Reproduce the lines from the one containing "- cell-text: Yes: [893, 256, 914, 271]" through the one containing "- table-cell-item[interactable]: 8.5", inclusive, switching "COPY PAPER" to "PRINTER PAPER" and leaving everything else unchanged.

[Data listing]
##########
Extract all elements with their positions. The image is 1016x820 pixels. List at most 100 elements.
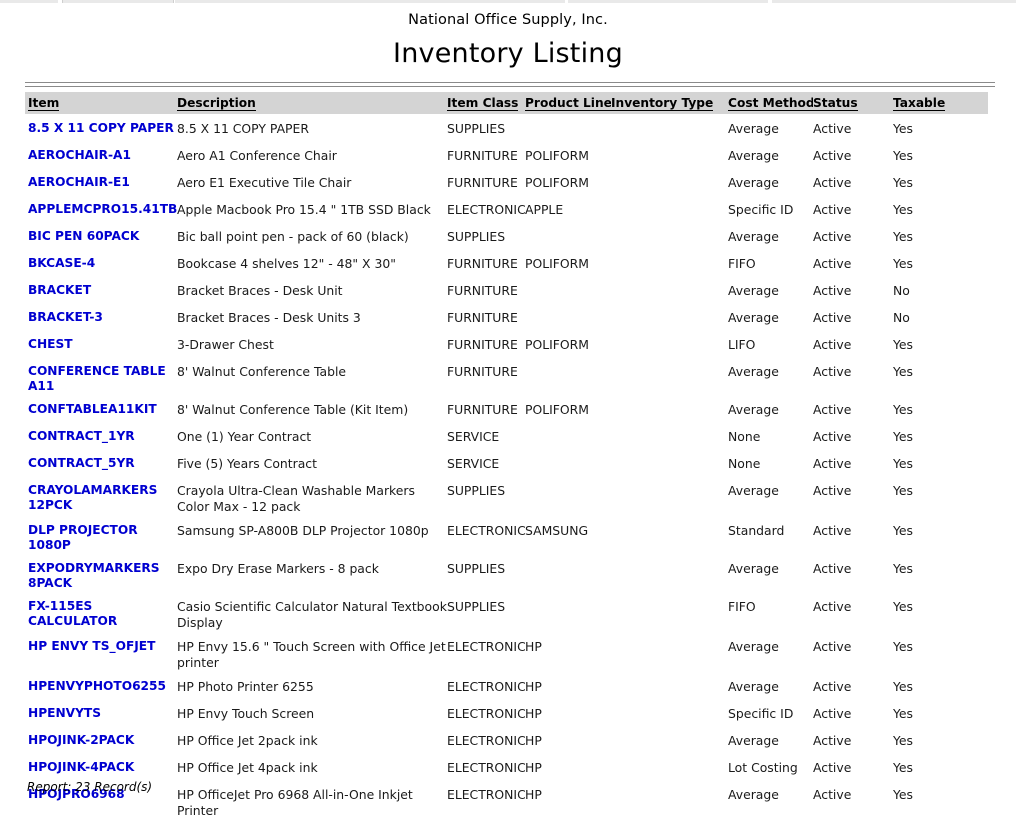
- cell-text: Yes: [893, 256, 914, 271]
- table-row[interactable]: HPOJINK-4PACK HP Office Jet 4pack ink ELEC…: [25, 753, 988, 780]
- cell-text: HP: [525, 706, 542, 721]
- table-cell-item[interactable]: 8.5 X 11 COPY PAPER: [25, 121, 177, 136]
- table-cell-item[interactable]: CRAYOLAMARKERS 12PCK: [25, 483, 177, 513]
- table-row[interactable]: CONTRACT_5YR Five (5) Years Contract SERVI…: [25, 449, 988, 476]
- table-row[interactable]: FX-115ES CALCULATOR Casio Scientific Calc…: [25, 592, 988, 632]
- table-cell-item[interactable]: APPLEMCPRO15.41TBL: [25, 202, 177, 217]
- table-cell-description: Bic ball point pen - pack of 60 (black): [177, 229, 447, 245]
- table-cell-item[interactable]: BRACKET-3: [25, 310, 177, 325]
- table-cell-item-class: ELECTRONICS: [447, 787, 525, 803]
- table-row[interactable]: DLP PROJECTOR 1080P Samsung SP-A800B DLP …: [25, 516, 988, 554]
- table-row[interactable]: CONFERENCE TABLE A11 8' Walnut Conference…: [25, 357, 988, 395]
- table-cell-cost-method: Average: [728, 679, 813, 695]
- table-cell-item-class: FURNITURE: [447, 402, 525, 418]
- table-cell-item[interactable]: BIC PEN 60PACK: [25, 229, 177, 244]
- table-row[interactable]: CONTRACT_1YR One (1) Year Contract SERVICE…: [25, 422, 988, 449]
- table-cell-item-class: FURNITURE: [447, 364, 525, 380]
- cell-text: Active: [813, 523, 852, 538]
- table-cell-item[interactable]: BRACKET: [25, 283, 177, 298]
- table-cell-status: Active: [813, 639, 893, 655]
- table-cell-item[interactable]: AEROCHAIR-E1: [25, 175, 177, 190]
- table-row[interactable]: BRACKET Bracket Braces - Desk Unit FURNITU…: [25, 276, 988, 303]
- item-link-label: CONFTABLEA11KIT: [28, 402, 157, 416]
- table-cell-item[interactable]: HPENVYTS: [25, 706, 177, 721]
- table-row[interactable]: AEROCHAIR-A1 Aero A1 Conference Chair FURN…: [25, 141, 988, 168]
- column-header-cost-method[interactable]: Cost Method: [728, 95, 813, 111]
- table-cell-product-line: POLIFORM: [525, 148, 611, 164]
- table-cell-taxable: Yes: [893, 456, 983, 472]
- cell-text: Average: [728, 639, 779, 654]
- cell-text: Active: [813, 639, 852, 654]
- table-cell-taxable: Yes: [893, 148, 983, 164]
- table-row[interactable]: HPENVYPHOTO6255 HP Photo Printer 6255 ELEC…: [25, 672, 988, 699]
- table-row[interactable]: BKCASE-4 Bookcase 4 shelves 12" - 48" X 3…: [25, 249, 988, 276]
- cell-text: Active: [813, 175, 852, 190]
- cell-text: Average: [728, 787, 779, 802]
- table-cell-taxable: Yes: [893, 429, 983, 445]
- table-row[interactable]: AEROCHAIR-E1 Aero E1 Executive Tile Chair…: [25, 168, 988, 195]
- table-row[interactable]: CONFTABLEA11KIT 8' Walnut Conference Tabl…: [25, 395, 988, 422]
- column-header-product-line[interactable]: Product Line: [525, 95, 611, 111]
- table-row[interactable]: EXPODRYMARKERS 8PACK Expo Dry Erase Marke…: [25, 554, 988, 592]
- table-cell-item[interactable]: CONFTABLEA11KIT: [25, 402, 177, 417]
- table-cell-item-class: SUPPLIES: [447, 229, 525, 245]
- window-chrome-strip: [0, 0, 1016, 3]
- cell-text: FURNITURE: [447, 364, 518, 379]
- table-cell-item[interactable]: HP ENVY TS_OFJET: [25, 639, 177, 654]
- column-header-taxable[interactable]: Taxable: [893, 95, 946, 111]
- item-link-label: 8.5 X 11 COPY PAPER: [28, 121, 174, 135]
- table-cell-item-class: FURNITURE: [447, 283, 525, 299]
- table-cell-item[interactable]: CONFERENCE TABLE A11: [25, 364, 177, 394]
- cell-text: HP: [525, 760, 542, 775]
- item-link-label: HPOJINK-4PACK: [28, 760, 135, 774]
- table-cell-item[interactable]: HPOJINK-4PACK: [25, 760, 177, 775]
- table-cell-product-line: POLIFORM: [525, 402, 611, 418]
- table-row[interactable]: HPOJPRO6968 HP OfficeJet Pro 6968 All-in-…: [25, 780, 988, 820]
- table-cell-item[interactable]: BKCASE-4: [25, 256, 177, 271]
- table-cell-description: Apple Macbook Pro 15.4 " 1TB SSD Black: [177, 202, 447, 218]
- column-header-description[interactable]: Description: [177, 95, 256, 111]
- column-header-status[interactable]: Status: [813, 95, 858, 111]
- table-cell-item[interactable]: FX-115ES CALCULATOR: [25, 599, 177, 629]
- cell-text: POLIFORM: [525, 337, 589, 352]
- cell-text: ELECTRONICS: [447, 639, 525, 654]
- column-header-inventory-type[interactable]: Inventory Type: [611, 95, 714, 111]
- table-cell-item[interactable]: DLP PROJECTOR 1080P: [25, 523, 177, 553]
- record-count-footer: Report: 23 Record(s): [27, 780, 153, 794]
- chrome-segment: [772, 0, 1016, 3]
- table-cell-item[interactable]: CHEST: [25, 337, 177, 352]
- table-cell-item[interactable]: HPOJINK-2PACK: [25, 733, 177, 748]
- table-cell-item[interactable]: EXPODRYMARKERS 8PACK: [25, 561, 177, 591]
- table-cell-item-class: FURNITURE: [447, 256, 525, 272]
- cell-text: SUPPLIES: [447, 561, 506, 576]
- table-row[interactable]: CHEST 3-Drawer Chest FURNITURE POLIFORM LIFO…: [25, 330, 988, 357]
- cell-text: Lot Costing: [728, 760, 798, 775]
- table-row[interactable]: 8.5 X 11 COPY PAPER 8.5 X 11 COPY PAPER SU…: [25, 114, 988, 141]
- table-row[interactable]: APPLEMCPRO15.41TBL Apple Macbook Pro 15.4…: [25, 195, 988, 222]
- table-row[interactable]: HPOJINK-2PACK HP Office Jet 2pack ink ELEC…: [25, 726, 988, 753]
- table-cell-description: HP Envy Touch Screen: [177, 706, 447, 722]
- cell-text: POLIFORM: [525, 256, 589, 271]
- column-header-item-class[interactable]: Item Class: [447, 95, 519, 111]
- table-cell-product-line: APPLE: [525, 202, 611, 218]
- table-cell-item[interactable]: HPENVYPHOTO6255: [25, 679, 177, 694]
- cell-text: Active: [813, 760, 852, 775]
- table-cell-item[interactable]: AEROCHAIR-A1: [25, 148, 177, 163]
- table-cell-status: Active: [813, 402, 893, 418]
- table-row[interactable]: CRAYOLAMARKERS 12PCK Crayola Ultra-Clean …: [25, 476, 988, 516]
- table-row[interactable]: BIC PEN 60PACK Bic ball point pen - pack …: [25, 222, 988, 249]
- table-row[interactable]: BRACKET-3 Bracket Braces - Desk Units 3 FU…: [25, 303, 988, 330]
- table-row[interactable]: HP ENVY TS_OFJET HP Envy 15.6 " Touch Scr…: [25, 632, 988, 672]
- column-header-item[interactable]: Item: [28, 95, 60, 111]
- table-cell-item[interactable]: CONTRACT_1YR: [25, 429, 177, 444]
- table-cell-taxable: Yes: [893, 483, 983, 499]
- table-cell-item[interactable]: CONTRACT_5YR: [25, 456, 177, 471]
- cell-text: Average: [728, 121, 779, 136]
- table-row[interactable]: HPENVYTS HP Envy Touch Screen ELECTRONICS H…: [25, 699, 988, 726]
- table-cell-item[interactable]: HPOJPRO6968: [25, 787, 177, 802]
- item-link-label: HP ENVY TS_OFJET: [28, 639, 156, 653]
- item-link-label: FX-115ES CALCULATOR: [28, 599, 118, 628]
- cell-text: Active: [813, 679, 852, 694]
- table-cell-status: Active: [813, 706, 893, 722]
- table-body: 8.5 X 11 COPY PAPER 8.5 X 11 COPY PAPER SU…: [25, 114, 988, 820]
##########
Full solution:
- cell-text: Yes: [893, 256, 914, 271]
- table-row[interactable]: HPOJINK-4PACK HP Office Jet 4pack ink ELEC…: [25, 753, 988, 780]
- cell-text: HP: [525, 706, 542, 721]
- table-cell-item[interactable]: 8.5 X 11 PRINTER PAPER: [25, 121, 177, 136]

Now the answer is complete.